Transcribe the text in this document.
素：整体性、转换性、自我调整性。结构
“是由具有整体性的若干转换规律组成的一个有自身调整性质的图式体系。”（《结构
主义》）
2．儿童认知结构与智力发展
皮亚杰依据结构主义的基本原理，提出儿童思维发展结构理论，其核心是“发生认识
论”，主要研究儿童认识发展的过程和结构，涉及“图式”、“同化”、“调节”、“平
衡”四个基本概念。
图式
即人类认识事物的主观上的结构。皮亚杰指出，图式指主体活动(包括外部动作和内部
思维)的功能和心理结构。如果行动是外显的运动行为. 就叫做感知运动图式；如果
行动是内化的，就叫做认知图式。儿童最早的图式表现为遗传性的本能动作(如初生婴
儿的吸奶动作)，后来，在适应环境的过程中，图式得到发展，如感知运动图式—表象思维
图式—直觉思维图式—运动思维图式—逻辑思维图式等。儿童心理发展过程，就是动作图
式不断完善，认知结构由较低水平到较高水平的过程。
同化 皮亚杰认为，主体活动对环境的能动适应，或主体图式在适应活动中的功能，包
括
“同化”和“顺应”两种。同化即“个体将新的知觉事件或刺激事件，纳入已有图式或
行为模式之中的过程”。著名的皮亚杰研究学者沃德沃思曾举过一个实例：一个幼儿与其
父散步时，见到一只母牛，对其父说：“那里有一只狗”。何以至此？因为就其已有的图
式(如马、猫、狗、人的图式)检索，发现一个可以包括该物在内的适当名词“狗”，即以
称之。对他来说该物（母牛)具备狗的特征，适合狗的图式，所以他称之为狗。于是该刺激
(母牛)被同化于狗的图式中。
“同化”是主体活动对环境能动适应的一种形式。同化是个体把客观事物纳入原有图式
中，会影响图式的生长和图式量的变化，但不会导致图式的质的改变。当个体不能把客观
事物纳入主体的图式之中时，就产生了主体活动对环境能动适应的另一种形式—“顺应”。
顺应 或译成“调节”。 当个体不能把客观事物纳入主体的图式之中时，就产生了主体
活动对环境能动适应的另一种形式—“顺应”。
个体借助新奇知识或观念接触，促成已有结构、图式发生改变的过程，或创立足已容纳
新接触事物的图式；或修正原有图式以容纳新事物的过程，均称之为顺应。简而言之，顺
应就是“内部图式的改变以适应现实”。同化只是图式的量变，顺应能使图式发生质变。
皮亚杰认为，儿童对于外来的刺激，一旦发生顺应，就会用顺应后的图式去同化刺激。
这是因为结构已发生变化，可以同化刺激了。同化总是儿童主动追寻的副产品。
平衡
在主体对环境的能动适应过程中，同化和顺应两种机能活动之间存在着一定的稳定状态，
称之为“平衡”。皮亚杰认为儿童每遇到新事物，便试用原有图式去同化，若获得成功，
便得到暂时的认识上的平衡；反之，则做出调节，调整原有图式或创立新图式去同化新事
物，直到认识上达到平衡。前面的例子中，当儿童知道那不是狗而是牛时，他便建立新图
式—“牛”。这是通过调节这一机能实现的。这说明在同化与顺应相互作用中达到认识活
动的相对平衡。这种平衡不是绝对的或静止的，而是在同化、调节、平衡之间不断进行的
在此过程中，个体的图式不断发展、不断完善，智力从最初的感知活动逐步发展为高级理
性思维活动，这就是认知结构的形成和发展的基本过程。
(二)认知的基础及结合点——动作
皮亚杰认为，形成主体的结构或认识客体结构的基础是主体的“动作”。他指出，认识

#####

§ **WHAT IS NEEDED**: Extract all of the material exactly as it is written.

§ **RESULT FOR THIS TASK**:
Transcribe the text in this document.
素：整体性、转换性、自我调整性。结构
“是由具有整体性的若干转换规律组成的一个有自身调整性质的图式体系。”（《结构
主义》）
2．儿童认知结构与智力发展
皮亚杰依据结构主义的基本原理，提出儿童思维发展结构理论，其核心是“发生认识
论”，主要研究儿童认识发展的过程和结构，涉及“图式”、“同化”、“调节”、“平
衡”四个基本概念。
图式
即人类认识事物的主观上的结构。皮亚杰指出，图式指主体活动(包括外部动作和内部
思维)的功能和心理结构。如果行动是外显的运动行为. 就叫做感知运动图式；如果
行动是内化的，就叫做认知图式。儿童最早的图式表现为遗传性的本能动作(如初生婴
儿的吸奶动作)，后来，在适应环境的过程中，图式得到发展，如感知运动图式—表象思维
图式—直觉思维图式—运动思维图式—逻辑思维图式等。儿童心理发展过程，就是动作图
式不断完善，认知结构由较低水平到较高水平的过程。
同化 皮亚杰认为，主体活动对环境的能动适应，或主体图式在适应活动中的功能，包
括
“同化”和“顺应”两种。同化即“个体将新的知觉事件或刺激事件，纳入已有图式或
行为模式之中的过程”。著名的皮亚杰研究学者沃德沃思曾举过一个实例：一个幼儿与其
父散步时，见到一只母牛，对其父说：“那里有一只狗”。何以至此？因为就其已有的图
式(如马、猫、狗、人的图式)检索，发现一个可以包括该物在内的适当名词“狗”，即以
称之。对他来说该物（母牛)具备狗的特征，适合狗的图式，所以他称之为狗。于是该刺激
(母牛)被同化于狗的图式中。
“同化”是主体活动对环境能动适应的一种形式。同化是个体把客观事物纳入原有图式
中，会影响图式的生长和图式量的变化，但不会导致图式的质的改变。当个体不能把客观
事物纳入主体的图式之中时，就产生了主体活动对环境能动适应的另一种形式—“顺应”。
顺应 或译成“调节”。 当个体不能把客观事物纳入主体的图式之中时，就产生了主体
活动对环境能动适应的另一种形式—“顺应”。
个体借助新奇知识或观念接触，促成已有结构、图式发生改变的过程，或创立足已容纳
新接触事物的图式；或修正原有图式以容纳新事物的过程，均称之为顺应。简而言之，顺
应就是“内部图式的改变以适应现实”。同化只是图式的量变，顺应能使图式发生质变。
皮亚杰认为，儿童对于外来的刺激，一旦发生顺应，就会用顺应后的图式去同化刺激。
这是因为结构已发生变化，可以同化刺激了。同化总是儿童主动追寻的副产品。
平衡
在主体对环境的能动适应过程中，同化和顺应两种机能活动之间存在着一定的稳定状态，
称之为“平衡”。皮亚杰认为儿童每遇到新事物，便试用原有图式去同化，若获得成功，
便得到暂时的认识上的平衡；反之，则做出调节，调整原有图式或创立新图式去同化新事
物，直到认识上达到平衡。前面的例子中，当儿童知道那不是狗而是牛时，他便建立新图
式—“牛”。这是通过调节这一机能实现的。这说明在同化与顺应相互作用中达到认识活
动的相对平衡。这种平衡不是绝对的或静止的，而是在同化、调节、平衡之间不断进行的
在此过程中，个体的图式不断发展、不断完善，智力从最初的感知活动逐步发展为高级理
性思维活动，这就是认知结构的形成和发展的基本过程。
(二)认知的基础及结合点——动作
皮亚杰认为，形成主体的结构或认识客体结构的基础是主体的“动作”。他指出，认识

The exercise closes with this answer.